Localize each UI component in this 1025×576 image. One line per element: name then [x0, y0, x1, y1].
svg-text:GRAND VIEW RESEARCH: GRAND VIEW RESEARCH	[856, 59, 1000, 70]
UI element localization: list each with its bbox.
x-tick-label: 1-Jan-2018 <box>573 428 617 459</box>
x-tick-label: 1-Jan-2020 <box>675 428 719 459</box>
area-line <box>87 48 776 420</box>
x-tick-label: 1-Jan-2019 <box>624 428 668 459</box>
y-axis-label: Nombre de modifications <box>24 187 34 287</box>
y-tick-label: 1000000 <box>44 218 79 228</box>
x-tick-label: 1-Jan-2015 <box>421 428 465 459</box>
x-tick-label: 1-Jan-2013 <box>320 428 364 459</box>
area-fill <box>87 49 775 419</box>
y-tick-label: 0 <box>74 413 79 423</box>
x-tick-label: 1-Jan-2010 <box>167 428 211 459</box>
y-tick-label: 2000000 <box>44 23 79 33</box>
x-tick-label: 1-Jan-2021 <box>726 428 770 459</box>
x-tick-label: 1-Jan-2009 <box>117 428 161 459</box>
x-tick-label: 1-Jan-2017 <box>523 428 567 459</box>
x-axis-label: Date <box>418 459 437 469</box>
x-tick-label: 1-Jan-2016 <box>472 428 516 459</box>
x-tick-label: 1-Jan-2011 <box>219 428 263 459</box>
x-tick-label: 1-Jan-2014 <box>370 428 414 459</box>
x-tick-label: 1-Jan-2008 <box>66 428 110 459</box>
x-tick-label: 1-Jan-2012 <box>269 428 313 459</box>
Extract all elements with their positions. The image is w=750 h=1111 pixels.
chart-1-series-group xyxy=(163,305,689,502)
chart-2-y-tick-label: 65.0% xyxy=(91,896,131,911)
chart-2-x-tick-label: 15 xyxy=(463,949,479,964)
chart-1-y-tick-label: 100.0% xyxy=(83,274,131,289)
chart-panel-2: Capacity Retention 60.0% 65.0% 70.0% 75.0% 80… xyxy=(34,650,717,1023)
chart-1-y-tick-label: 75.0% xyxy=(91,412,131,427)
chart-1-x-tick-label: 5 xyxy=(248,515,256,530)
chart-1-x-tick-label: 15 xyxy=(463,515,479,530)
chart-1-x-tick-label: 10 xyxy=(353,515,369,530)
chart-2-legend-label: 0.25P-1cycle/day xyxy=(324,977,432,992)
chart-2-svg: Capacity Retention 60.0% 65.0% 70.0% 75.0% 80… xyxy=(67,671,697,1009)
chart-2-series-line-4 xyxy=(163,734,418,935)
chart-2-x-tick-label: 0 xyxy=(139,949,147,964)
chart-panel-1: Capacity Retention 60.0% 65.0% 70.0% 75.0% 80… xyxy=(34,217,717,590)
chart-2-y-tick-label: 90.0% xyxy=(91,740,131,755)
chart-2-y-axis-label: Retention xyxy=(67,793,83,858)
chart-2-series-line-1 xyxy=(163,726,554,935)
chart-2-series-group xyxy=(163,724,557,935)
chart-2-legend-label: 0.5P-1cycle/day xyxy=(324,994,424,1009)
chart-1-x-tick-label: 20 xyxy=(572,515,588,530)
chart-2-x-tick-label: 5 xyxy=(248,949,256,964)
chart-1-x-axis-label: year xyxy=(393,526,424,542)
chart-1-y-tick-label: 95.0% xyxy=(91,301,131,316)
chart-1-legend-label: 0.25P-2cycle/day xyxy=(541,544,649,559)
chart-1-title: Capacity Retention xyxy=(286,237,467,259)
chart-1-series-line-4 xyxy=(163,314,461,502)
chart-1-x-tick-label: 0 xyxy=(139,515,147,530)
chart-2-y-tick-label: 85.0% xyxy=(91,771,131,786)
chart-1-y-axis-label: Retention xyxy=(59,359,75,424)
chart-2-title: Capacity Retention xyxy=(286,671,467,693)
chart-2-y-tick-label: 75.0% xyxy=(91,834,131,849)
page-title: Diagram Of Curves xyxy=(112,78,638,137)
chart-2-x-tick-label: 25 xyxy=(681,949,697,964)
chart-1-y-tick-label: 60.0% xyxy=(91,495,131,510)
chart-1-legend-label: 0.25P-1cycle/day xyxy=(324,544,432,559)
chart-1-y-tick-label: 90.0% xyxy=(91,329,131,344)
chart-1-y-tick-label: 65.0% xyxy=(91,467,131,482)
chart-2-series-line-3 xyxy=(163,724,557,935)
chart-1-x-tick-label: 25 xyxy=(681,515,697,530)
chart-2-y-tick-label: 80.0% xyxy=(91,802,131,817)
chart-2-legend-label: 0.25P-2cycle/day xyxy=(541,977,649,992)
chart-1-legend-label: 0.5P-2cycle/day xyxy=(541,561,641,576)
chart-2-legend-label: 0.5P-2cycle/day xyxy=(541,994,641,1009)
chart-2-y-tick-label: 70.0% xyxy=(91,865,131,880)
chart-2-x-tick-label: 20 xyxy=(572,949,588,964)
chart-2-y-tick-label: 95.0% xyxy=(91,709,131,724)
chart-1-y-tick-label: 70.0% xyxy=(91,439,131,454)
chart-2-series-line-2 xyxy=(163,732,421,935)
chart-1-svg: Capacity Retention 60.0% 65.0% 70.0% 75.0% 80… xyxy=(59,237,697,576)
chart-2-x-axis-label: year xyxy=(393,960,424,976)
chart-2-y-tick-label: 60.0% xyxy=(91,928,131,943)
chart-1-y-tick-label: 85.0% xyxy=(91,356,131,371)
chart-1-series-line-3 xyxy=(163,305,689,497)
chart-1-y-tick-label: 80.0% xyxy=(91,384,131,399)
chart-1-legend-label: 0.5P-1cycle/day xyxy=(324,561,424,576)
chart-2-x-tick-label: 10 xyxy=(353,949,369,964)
---
■ Written request: Convert the entries from the first line up to and including the line with "x-tick-label: 1-Jan-2009 <box>117" into a numbered list, leaving out any blank lines.

■ Answer to the exercise:
1. Localize each UI component in this 1025×576 image. One line per element: name then [x0, y0, x1, y1].
2. svg-text:GRAND VIEW RESEARCH: GRAND VIEW RESEARCH	[856, 59, 1000, 70]
3. UI element localization: list each with its bbox.
4. x-tick-label: 1-Jan-2018 <box>573 428 617 459</box>
5. x-tick-label: 1-Jan-2020 <box>675 428 719 459</box>
6. area-line <box>87 48 776 420</box>
7. x-tick-label: 1-Jan-2019 <box>624 428 668 459</box>
8. y-axis-label: Nombre de modifications <box>24 187 34 287</box>
9. y-tick-label: 1000000 <box>44 218 79 228</box>
10. x-tick-label: 1-Jan-2015 <box>421 428 465 459</box>
11. x-tick-label: 1-Jan-2013 <box>320 428 364 459</box>
12. area-fill <box>87 49 775 419</box>
13. y-tick-label: 0 <box>74 413 79 423</box>
14. x-tick-label: 1-Jan-2010 <box>167 428 211 459</box>
15. y-tick-label: 2000000 <box>44 23 79 33</box>
16. x-tick-label: 1-Jan-2021 <box>726 428 770 459</box>
17. x-tick-label: 1-Jan-2009 <box>117 428 161 459</box>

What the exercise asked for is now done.